(Figure content listings)
◆ ◆ ◆

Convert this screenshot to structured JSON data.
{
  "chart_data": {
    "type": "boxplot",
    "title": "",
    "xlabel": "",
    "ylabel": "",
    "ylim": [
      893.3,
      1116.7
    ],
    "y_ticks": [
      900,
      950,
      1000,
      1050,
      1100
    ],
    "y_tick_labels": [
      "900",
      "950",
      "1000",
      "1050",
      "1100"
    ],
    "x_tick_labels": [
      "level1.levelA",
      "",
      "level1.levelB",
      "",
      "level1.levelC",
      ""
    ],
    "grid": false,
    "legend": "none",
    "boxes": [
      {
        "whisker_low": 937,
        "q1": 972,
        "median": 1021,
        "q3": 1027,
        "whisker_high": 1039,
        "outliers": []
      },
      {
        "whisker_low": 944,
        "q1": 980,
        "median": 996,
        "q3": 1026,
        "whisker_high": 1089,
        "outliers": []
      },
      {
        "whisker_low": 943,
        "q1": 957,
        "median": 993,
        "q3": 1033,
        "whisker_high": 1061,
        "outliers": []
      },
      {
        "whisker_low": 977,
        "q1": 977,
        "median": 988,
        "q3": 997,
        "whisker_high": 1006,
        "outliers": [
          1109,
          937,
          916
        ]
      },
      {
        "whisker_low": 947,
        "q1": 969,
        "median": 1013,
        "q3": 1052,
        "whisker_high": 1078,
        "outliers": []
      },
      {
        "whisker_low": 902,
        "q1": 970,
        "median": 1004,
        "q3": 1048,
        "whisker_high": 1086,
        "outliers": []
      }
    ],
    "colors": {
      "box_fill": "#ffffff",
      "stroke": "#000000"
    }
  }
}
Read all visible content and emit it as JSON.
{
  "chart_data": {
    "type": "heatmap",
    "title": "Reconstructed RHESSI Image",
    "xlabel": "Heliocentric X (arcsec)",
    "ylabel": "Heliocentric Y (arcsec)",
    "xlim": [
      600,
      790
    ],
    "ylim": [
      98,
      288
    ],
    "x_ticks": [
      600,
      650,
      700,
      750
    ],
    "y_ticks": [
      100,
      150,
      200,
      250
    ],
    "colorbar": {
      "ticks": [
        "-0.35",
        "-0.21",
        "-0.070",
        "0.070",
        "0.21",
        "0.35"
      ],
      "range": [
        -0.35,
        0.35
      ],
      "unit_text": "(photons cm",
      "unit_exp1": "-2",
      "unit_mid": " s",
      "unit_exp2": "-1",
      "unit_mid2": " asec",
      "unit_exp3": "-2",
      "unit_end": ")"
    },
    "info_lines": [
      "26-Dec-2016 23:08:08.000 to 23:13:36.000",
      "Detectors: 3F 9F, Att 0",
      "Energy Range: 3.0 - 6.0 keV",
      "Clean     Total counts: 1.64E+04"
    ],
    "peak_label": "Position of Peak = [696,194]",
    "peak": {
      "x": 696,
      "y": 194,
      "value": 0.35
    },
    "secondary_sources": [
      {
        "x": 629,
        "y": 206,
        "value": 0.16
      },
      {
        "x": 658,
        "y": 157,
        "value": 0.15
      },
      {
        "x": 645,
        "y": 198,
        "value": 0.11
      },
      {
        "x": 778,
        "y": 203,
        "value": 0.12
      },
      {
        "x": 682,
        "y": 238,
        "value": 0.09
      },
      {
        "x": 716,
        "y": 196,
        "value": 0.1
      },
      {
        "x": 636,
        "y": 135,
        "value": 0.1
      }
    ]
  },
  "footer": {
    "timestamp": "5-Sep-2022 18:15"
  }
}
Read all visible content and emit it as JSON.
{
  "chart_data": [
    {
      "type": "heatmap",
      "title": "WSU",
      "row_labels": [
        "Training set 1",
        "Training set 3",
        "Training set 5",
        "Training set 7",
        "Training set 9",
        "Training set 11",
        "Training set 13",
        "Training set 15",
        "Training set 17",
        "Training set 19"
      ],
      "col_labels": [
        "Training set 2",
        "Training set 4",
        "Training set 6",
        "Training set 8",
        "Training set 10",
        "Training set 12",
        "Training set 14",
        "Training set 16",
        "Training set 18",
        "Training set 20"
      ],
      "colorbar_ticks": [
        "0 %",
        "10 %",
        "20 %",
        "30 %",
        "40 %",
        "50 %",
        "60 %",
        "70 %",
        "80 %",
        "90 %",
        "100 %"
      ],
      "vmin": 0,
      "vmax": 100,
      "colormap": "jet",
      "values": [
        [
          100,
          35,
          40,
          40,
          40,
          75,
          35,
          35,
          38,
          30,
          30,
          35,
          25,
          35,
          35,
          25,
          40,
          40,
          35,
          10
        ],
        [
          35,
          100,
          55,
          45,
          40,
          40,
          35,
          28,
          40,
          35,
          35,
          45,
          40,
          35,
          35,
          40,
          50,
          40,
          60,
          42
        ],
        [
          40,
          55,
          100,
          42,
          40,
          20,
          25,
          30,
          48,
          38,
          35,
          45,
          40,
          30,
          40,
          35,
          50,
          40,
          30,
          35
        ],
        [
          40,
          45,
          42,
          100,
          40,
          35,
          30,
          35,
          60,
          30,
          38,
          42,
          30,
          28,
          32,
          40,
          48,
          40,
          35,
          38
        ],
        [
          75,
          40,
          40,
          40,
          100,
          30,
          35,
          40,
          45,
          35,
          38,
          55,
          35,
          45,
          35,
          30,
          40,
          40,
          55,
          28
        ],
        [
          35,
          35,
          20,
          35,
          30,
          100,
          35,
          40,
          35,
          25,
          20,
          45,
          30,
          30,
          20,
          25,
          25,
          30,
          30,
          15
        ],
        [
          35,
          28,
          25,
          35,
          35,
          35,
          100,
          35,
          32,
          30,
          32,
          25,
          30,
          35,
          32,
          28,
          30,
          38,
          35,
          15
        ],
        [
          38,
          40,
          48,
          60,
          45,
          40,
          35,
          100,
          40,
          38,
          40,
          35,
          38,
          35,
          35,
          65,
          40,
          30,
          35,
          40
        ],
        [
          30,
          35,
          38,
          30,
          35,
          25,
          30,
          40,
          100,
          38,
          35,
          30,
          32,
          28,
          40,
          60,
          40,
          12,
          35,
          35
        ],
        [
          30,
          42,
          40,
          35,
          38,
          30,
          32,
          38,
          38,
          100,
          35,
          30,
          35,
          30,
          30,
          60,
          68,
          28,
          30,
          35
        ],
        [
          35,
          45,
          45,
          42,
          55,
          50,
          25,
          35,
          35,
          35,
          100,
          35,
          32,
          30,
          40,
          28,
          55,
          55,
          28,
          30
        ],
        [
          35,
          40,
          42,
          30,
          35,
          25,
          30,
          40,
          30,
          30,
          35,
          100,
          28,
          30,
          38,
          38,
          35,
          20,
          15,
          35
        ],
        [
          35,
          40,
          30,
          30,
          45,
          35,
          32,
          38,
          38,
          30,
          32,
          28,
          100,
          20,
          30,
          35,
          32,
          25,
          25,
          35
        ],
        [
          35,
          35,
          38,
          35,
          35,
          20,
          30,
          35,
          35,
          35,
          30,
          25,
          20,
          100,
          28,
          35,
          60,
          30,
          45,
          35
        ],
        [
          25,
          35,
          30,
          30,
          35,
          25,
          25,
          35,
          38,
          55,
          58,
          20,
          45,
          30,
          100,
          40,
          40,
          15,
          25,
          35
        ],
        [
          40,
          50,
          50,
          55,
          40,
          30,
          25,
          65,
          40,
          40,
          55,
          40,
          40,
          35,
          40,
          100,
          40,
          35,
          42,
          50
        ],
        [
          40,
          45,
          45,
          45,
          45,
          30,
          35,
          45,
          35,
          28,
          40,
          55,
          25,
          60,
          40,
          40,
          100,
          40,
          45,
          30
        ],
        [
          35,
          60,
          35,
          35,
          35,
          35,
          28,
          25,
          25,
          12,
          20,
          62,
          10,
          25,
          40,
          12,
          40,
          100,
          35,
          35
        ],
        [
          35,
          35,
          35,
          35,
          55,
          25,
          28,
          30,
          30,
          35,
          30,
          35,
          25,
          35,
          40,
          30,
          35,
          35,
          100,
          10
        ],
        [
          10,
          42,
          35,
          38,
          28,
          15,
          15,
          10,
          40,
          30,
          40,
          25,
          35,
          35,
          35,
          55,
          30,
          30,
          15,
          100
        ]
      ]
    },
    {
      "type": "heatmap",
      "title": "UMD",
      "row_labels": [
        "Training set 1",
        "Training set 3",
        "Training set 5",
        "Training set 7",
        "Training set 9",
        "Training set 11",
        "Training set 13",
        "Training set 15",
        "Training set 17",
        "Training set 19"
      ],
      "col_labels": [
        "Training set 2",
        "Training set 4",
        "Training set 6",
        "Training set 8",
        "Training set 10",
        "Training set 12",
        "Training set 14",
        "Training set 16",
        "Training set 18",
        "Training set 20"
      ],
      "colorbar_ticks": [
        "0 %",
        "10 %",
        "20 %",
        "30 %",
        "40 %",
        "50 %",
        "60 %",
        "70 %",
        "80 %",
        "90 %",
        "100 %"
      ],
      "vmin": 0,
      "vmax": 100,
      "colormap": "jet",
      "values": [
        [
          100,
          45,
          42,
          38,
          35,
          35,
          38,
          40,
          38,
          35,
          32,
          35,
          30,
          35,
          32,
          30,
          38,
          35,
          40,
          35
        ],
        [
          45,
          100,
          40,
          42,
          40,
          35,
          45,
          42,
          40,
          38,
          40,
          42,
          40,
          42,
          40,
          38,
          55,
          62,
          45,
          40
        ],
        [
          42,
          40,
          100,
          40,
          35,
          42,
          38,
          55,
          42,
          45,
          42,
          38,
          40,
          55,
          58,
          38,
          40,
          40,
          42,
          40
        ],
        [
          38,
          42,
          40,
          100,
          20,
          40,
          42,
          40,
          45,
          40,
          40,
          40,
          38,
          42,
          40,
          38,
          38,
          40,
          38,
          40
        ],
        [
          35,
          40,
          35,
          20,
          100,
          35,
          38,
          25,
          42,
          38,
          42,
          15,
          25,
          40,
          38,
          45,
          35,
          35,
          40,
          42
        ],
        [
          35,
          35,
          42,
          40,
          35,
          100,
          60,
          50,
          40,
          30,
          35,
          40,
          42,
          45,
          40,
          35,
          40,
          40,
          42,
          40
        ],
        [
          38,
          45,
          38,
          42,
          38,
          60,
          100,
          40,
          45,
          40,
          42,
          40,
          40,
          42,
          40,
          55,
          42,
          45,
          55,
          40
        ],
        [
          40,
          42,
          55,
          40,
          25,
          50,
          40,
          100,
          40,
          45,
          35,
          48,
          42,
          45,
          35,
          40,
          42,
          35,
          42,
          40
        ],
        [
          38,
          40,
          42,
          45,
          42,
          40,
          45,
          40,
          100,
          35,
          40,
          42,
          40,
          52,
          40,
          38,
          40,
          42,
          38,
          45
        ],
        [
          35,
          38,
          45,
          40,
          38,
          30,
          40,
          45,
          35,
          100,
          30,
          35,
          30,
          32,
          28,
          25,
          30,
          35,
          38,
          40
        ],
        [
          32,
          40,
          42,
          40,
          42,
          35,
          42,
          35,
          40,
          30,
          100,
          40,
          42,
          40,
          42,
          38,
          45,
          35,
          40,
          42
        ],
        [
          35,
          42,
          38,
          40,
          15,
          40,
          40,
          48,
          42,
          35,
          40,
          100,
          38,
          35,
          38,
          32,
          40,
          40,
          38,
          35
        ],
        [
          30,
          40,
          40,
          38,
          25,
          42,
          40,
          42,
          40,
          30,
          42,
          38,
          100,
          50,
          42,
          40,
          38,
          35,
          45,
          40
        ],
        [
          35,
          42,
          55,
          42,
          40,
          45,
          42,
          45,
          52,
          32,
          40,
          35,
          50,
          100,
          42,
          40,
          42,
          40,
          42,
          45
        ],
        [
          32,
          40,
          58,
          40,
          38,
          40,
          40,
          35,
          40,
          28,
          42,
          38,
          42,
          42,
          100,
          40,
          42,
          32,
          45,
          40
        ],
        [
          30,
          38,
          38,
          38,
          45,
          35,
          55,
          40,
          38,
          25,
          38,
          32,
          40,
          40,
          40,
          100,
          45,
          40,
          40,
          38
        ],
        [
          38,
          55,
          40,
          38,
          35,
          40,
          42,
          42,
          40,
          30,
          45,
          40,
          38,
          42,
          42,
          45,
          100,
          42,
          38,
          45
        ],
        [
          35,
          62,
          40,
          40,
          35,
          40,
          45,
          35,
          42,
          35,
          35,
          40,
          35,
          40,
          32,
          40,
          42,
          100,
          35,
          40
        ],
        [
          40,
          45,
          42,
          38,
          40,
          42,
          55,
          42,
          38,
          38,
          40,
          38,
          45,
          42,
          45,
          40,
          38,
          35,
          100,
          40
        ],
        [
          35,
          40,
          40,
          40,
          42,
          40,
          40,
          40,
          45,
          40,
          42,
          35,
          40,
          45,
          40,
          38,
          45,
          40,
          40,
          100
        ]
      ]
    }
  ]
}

◆ ◆ ◆

Written request:
From the data, collect all lines where the string "arcsec" appears.

Output of the task:
    "xlabel": "Heliocentric X (arcsec)",
    "ylabel": "Heliocentric Y (arcsec)",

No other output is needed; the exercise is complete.